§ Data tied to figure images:
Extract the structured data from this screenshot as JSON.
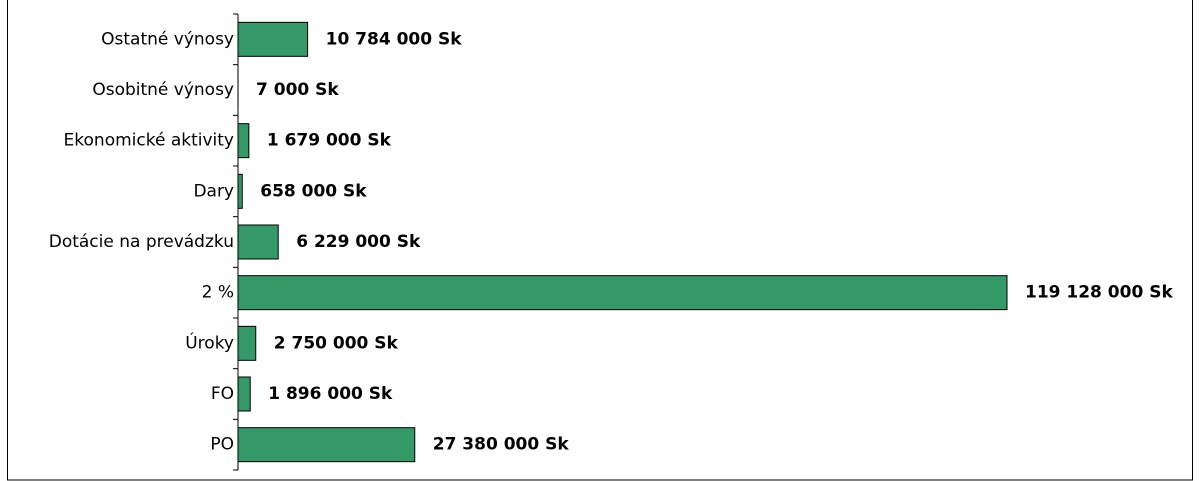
{
  "chart_data": {
    "type": "barh",
    "categories": [
      "Ostatné výnosy",
      "Osobitné výnosy",
      "Ekonomické aktivity",
      "Dary",
      "Dotácie na prevádzku",
      "2 %",
      "Úroky",
      "FO",
      "PO"
    ],
    "values": [
      10784000,
      7000,
      1679000,
      658000,
      6229000,
      119128000,
      2750000,
      1896000,
      27380000
    ],
    "value_labels": [
      "10 784 000 Sk",
      "7 000 Sk",
      "1 679 000 Sk",
      "658 000 Sk",
      "6 229 000 Sk",
      "119 128 000 Sk",
      "2 750 000 Sk",
      "1 896 000 Sk",
      "27 380 000 Sk"
    ],
    "color": "#339966"
  }
}
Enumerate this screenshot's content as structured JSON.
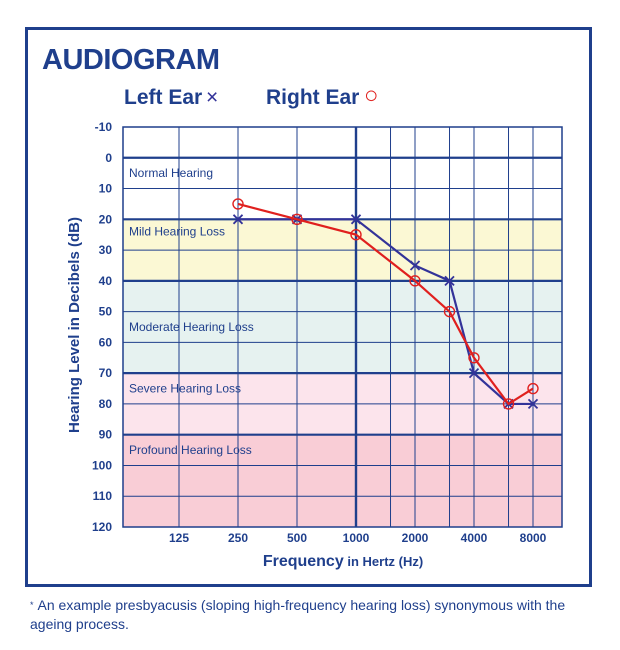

§ Given exercise:
Pictures are excluded; copy all other data exactly as shown.

§ Final result:
Extract the structured data from this screenshot as JSON.
{
  "chart_data": {
    "type": "barh",
    "categories": [
      "Ostatné výnosy",
      "Osobitné výnosy",
      "Ekonomické aktivity",
      "Dary",
      "Dotácie na prevádzku",
      "2 %",
      "Úroky",
      "FO",
      "PO"
    ],
    "values": [
      10784000,
      7000,
      1679000,
      658000,
      6229000,
      119128000,
      2750000,
      1896000,
      27380000
    ],
    "value_labels": [
      "10 784 000 Sk",
      "7 000 Sk",
      "1 679 000 Sk",
      "658 000 Sk",
      "6 229 000 Sk",
      "119 128 000 Sk",
      "2 750 000 Sk",
      "1 896 000 Sk",
      "27 380 000 Sk"
    ],
    "color": "#339966"
  }
}
Enumerate this screenshot's content as structured JSON.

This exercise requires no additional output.